**WRITTEN PROBLEM:** Copy the lines below word for word, from the first to the last.
-- start --
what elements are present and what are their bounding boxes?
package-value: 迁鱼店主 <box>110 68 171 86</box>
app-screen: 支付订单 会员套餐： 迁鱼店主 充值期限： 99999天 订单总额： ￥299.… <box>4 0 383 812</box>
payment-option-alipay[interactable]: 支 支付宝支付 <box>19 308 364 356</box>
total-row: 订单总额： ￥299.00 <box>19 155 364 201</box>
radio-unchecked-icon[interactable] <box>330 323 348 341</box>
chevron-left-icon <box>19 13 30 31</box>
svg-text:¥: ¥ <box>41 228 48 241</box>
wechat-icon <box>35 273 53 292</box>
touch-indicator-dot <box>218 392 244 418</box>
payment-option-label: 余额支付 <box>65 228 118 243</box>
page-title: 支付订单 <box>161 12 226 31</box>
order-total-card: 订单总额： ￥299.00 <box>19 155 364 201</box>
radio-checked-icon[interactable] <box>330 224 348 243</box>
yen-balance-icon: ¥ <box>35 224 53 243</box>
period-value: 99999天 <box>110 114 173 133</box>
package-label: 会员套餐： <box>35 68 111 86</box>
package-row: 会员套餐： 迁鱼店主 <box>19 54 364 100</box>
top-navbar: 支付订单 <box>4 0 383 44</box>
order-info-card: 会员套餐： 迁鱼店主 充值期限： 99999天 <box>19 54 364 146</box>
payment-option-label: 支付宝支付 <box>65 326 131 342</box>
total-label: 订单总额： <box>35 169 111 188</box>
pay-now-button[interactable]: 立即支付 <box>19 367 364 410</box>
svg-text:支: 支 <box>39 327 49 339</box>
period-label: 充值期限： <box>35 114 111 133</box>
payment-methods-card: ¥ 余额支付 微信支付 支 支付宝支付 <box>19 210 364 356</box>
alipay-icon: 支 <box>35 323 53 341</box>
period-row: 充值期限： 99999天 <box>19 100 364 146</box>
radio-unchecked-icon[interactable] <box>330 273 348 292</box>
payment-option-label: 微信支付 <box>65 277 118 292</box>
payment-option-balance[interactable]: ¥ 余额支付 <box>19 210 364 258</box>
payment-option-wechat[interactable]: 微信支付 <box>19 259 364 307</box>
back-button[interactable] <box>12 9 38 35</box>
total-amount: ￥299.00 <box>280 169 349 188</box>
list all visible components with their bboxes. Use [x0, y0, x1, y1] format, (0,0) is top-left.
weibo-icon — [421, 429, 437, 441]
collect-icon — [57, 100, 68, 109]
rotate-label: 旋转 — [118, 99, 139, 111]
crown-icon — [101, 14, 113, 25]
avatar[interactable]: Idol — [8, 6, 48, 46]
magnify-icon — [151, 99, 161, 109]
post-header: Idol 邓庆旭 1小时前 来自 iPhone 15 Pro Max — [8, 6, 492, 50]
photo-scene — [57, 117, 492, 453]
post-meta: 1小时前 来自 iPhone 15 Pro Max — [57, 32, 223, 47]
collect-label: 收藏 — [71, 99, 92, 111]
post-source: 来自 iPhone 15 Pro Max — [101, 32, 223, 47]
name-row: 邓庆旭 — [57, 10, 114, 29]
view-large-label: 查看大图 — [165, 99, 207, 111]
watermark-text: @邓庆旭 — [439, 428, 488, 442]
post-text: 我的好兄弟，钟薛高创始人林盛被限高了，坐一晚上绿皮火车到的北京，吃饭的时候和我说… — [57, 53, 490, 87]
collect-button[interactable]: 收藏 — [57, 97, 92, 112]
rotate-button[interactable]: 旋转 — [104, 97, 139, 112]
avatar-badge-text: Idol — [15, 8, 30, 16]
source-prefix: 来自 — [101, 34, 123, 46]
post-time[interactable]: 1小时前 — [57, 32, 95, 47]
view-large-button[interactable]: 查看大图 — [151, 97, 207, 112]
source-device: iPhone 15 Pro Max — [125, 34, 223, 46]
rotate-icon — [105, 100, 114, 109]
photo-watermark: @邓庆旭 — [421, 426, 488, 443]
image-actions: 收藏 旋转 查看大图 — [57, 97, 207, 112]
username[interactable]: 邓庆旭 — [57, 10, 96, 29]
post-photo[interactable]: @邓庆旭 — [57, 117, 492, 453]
-- end --
**OUTPUT FOR THIS TASK:**
what elements are present and what are their bounding boxes?
package-value: 迁鱼店主 <box>110 68 171 86</box>
app-screen: 支付订单 会员套餐： 迁鱼店主 充值期限： 99999天 订单总额： ￥299.… <box>4 0 383 812</box>
payment-option-alipay[interactable]: 支 支付宝支付 <box>19 308 364 356</box>
total-row: 订单总额： ￥299.00 <box>19 155 364 201</box>
radio-unchecked-icon[interactable] <box>330 323 348 341</box>
chevron-left-icon <box>19 13 30 31</box>
svg-text:¥: ¥ <box>41 228 48 241</box>
wechat-icon <box>35 273 53 292</box>
touch-indicator-dot <box>218 392 244 418</box>
payment-option-label: 余额支付 <box>65 228 118 243</box>
page-title: 支付订单 <box>161 12 226 31</box>
order-total-card: 订单总额： ￥299.00 <box>19 155 364 201</box>
radio-checked-icon[interactable] <box>330 224 348 243</box>
yen-balance-icon: ¥ <box>35 224 53 243</box>
period-value: 99999天 <box>110 114 173 133</box>
package-label: 会员套餐： <box>35 68 111 86</box>
package-row: 会员套餐： 迁鱼店主 <box>19 54 364 100</box>
top-navbar: 支付订单 <box>4 0 383 44</box>
order-info-card: 会员套餐： 迁鱼店主 充值期限： 99999天 <box>19 54 364 146</box>
payment-option-label: 支付宝支付 <box>65 326 131 342</box>
total-label: 订单总额： <box>35 169 111 188</box>
pay-now-button[interactable]: 立即支付 <box>19 367 364 410</box>
svg-text:支: 支 <box>39 327 49 339</box>
period-label: 充值期限： <box>35 114 111 133</box>
payment-methods-card: ¥ 余额支付 微信支付 支 支付宝支付 <box>19 210 364 356</box>
alipay-icon: 支 <box>35 323 53 341</box>
period-row: 充值期限： 99999天 <box>19 100 364 146</box>
radio-unchecked-icon[interactable] <box>330 273 348 292</box>
payment-option-label: 微信支付 <box>65 277 118 292</box>
payment-option-balance[interactable]: ¥ 余额支付 <box>19 210 364 258</box>
payment-option-wechat[interactable]: 微信支付 <box>19 259 364 307</box>
back-button[interactable] <box>12 9 38 35</box>
total-amount: ￥299.00 <box>280 169 349 188</box>
list all visible components with their bboxes. Use [x0, y0, x1, y1] format, (0,0) is top-left.
weibo-icon — [421, 429, 437, 441]
collect-icon — [57, 100, 68, 109]
rotate-label: 旋转 — [118, 99, 139, 111]
crown-icon — [101, 14, 113, 25]
avatar[interactable]: Idol — [8, 6, 48, 46]
magnify-icon — [151, 99, 161, 109]
post-header: Idol 邓庆旭 1小时前 来自 iPhone 15 Pro Max — [8, 6, 492, 50]
photo-scene — [57, 117, 492, 453]
post-meta: 1小时前 来自 iPhone 15 Pro Max — [57, 32, 223, 47]
collect-label: 收藏 — [71, 99, 92, 111]
post-source: 来自 iPhone 15 Pro Max — [101, 32, 223, 47]
name-row: 邓庆旭 — [57, 10, 114, 29]
view-large-label: 查看大图 — [165, 99, 207, 111]
watermark-text: @邓庆旭 — [439, 428, 488, 442]
post-text: 我的好兄弟，钟薛高创始人林盛被限高了，坐一晚上绿皮火车到的北京，吃饭的时候和我说… — [57, 53, 490, 87]
collect-button[interactable]: 收藏 — [57, 97, 92, 112]
rotate-button[interactable]: 旋转 — [104, 97, 139, 112]
avatar-badge-text: Idol — [15, 8, 30, 16]
source-prefix: 来自 — [101, 34, 123, 46]
post-time[interactable]: 1小时前 — [57, 32, 95, 47]
view-large-button[interactable]: 查看大图 — [151, 97, 207, 112]
source-device: iPhone 15 Pro Max — [125, 34, 223, 46]
rotate-icon — [105, 100, 114, 109]
photo-watermark: @邓庆旭 — [421, 426, 488, 443]
image-actions: 收藏 旋转 查看大图 — [57, 97, 207, 112]
username[interactable]: 邓庆旭 — [57, 10, 96, 29]
post-photo[interactable]: @邓庆旭 — [57, 117, 492, 453]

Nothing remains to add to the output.